**Problem to solve**
Reading down the listing below, count the lines where the word "字數不限" shows up, then give only that count.

(Saved entries)
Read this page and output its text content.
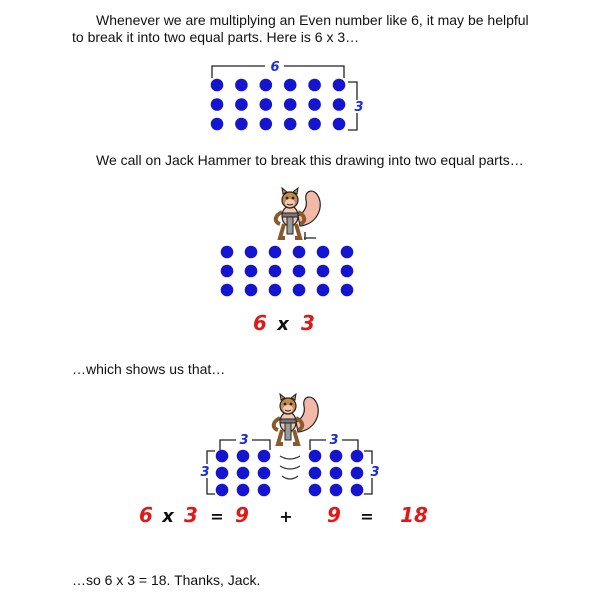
Whenever we are multiplying an Even number like 6, it may be helpful to break it into two equal parts. Here is 6 x 3…

We call on Jack Hammer to break this drawing into two equal parts…

…which shows us that…

…so 6 x 3 = 18. Thanks, Jack.

6
3
6 x 3
3
3
3
3
6 x 3 = 9 + 9 = 18
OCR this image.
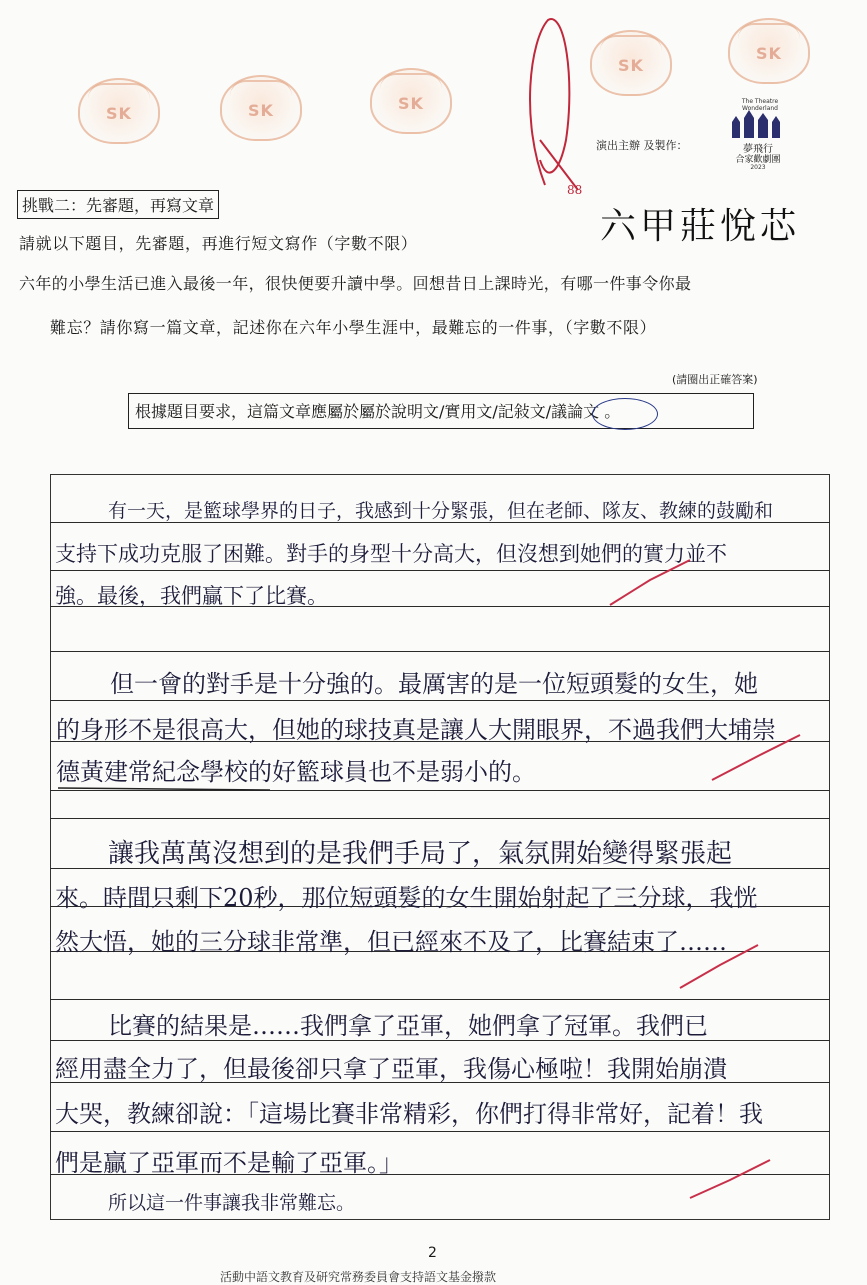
SK	SK	SK
SK
SK
The Theatre Wonderland
夢飛行
合家歡劇團
2023
演出主辦 及製作：
88
六甲莊悅芯
挑戰二：先審題，再寫文章
請就以下題目，先審題，再進行短文寫作（字數不限）
六年的小學生活已進入最後一年，很快便要升讀中學。回想昔日上課時光，有哪一件事令你最
難忘？請你寫一篇文章，記述你在六年小學生涯中，最難忘的一件事，（字數不限）
(請圈出正確答案)
根據題目要求，這篇文章應屬於屬於說明文/實用文/記敍文/議論文 。
有一天，是籃球學界的日子，我感到十分緊張，但在老師、隊友、教練的鼓勵和
支持下成功克服了困難。對手的身型十分高大，但沒想到她們的實力並不
強。最後，我們贏下了比賽。
但一會的對手是十分強的。最厲害的是一位短頭髮的女生，她
的身形不是很高大，但她的球技真是讓人大開眼界，不過我們大埔崇
德黃建常紀念學校的好籃球員也不是弱小的。
讓我萬萬沒想到的是我們手局了，氣氛開始變得緊張起
來。時間只剩下20秒，那位短頭髮的女生開始射起了三分球，我恍
然大悟，她的三分球非常準，但已經來不及了，比賽結束了……
比賽的結果是……我們拿了亞軍，她們拿了冠軍。我們已
經用盡全力了，但最後卻只拿了亞軍，我傷心極啦！我開始崩潰
大哭，教練卻說：「這場比賽非常精彩，你們打得非常好，記着！我
們是贏了亞軍而不是輸了亞軍。」
所以這一件事讓我非常難忘。
2
活動中語文教育及研究常務委員會支持語文基金撥款
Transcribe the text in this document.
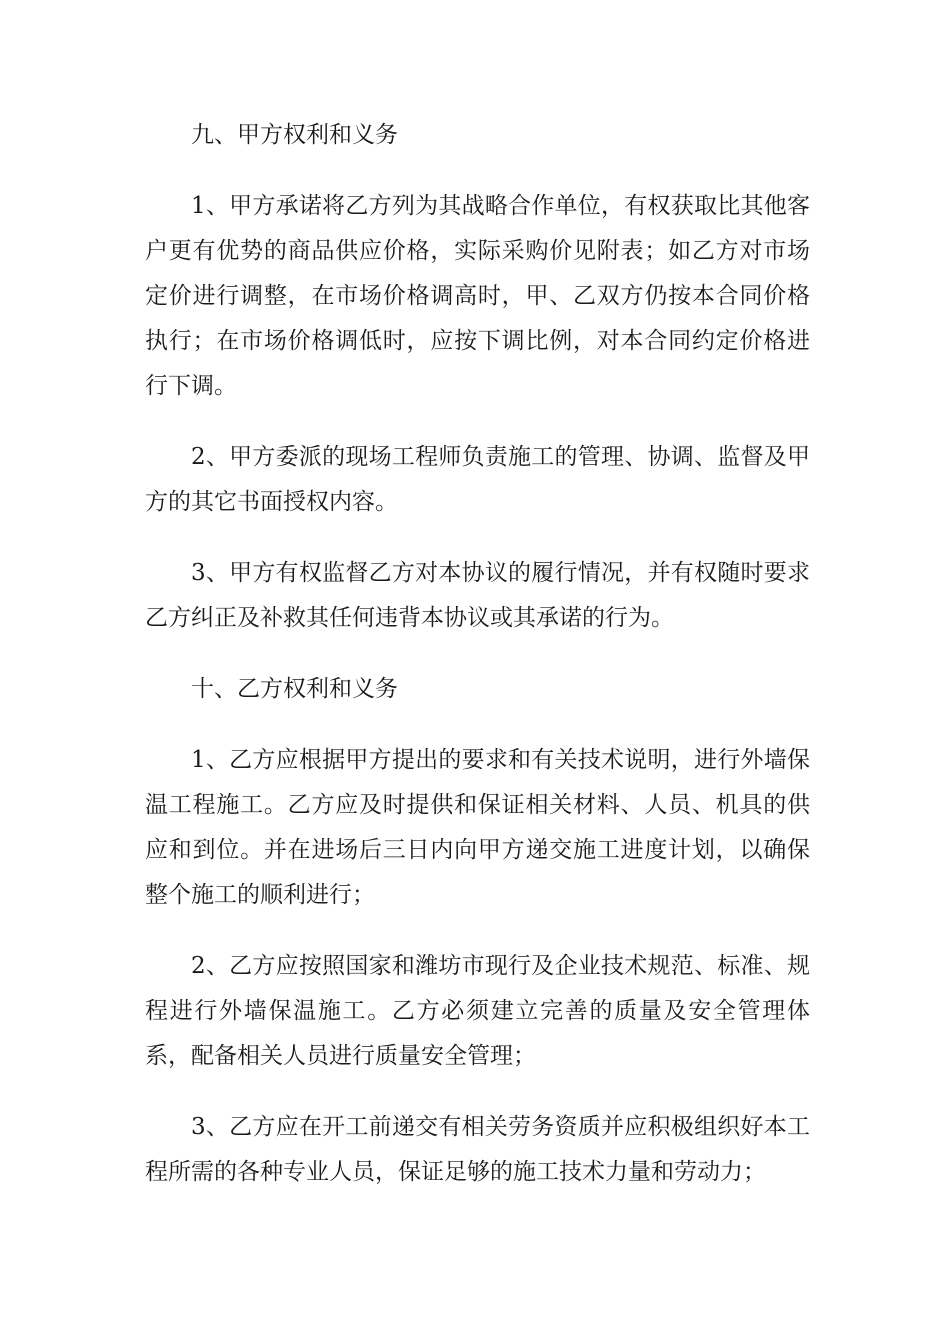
九、甲方权利和义务

1、甲方承诺将乙方列为其战略合作单位，有权获取比其他客户更有优势的商品供应价格，实际采购价见附表；如乙方对市场定价进行调整，在市场价格调高时，甲、乙双方仍按本合同价格执行；在市场价格调低时，应按下调比例，对本合同约定价格进行下调。

2、甲方委派的现场工程师负责施工的管理、协调、监督及甲方的其它书面授权内容。

3、甲方有权监督乙方对本协议的履行情况，并有权随时要求乙方纠正及补救其任何违背本协议或其承诺的行为。

十、乙方权利和义务

1、乙方应根据甲方提出的要求和有关技术说明，进行外墙保温工程施工。乙方应及时提供和保证相关材料、人员、机具的供应和到位。并在进场后三日内向甲方递交施工进度计划，以确保整个施工的顺利进行；

2、乙方应按照国家和潍坊市现行及企业技术规范、标准、规程进行外墙保温施工。乙方必须建立完善的质量及安全管理体系，配备相关人员进行质量安全管理；

3、乙方应在开工前递交有相关劳务资质并应积极组织好本工程所需的各种专业人员，保证足够的施工技术力量和劳动力；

**Task result**
2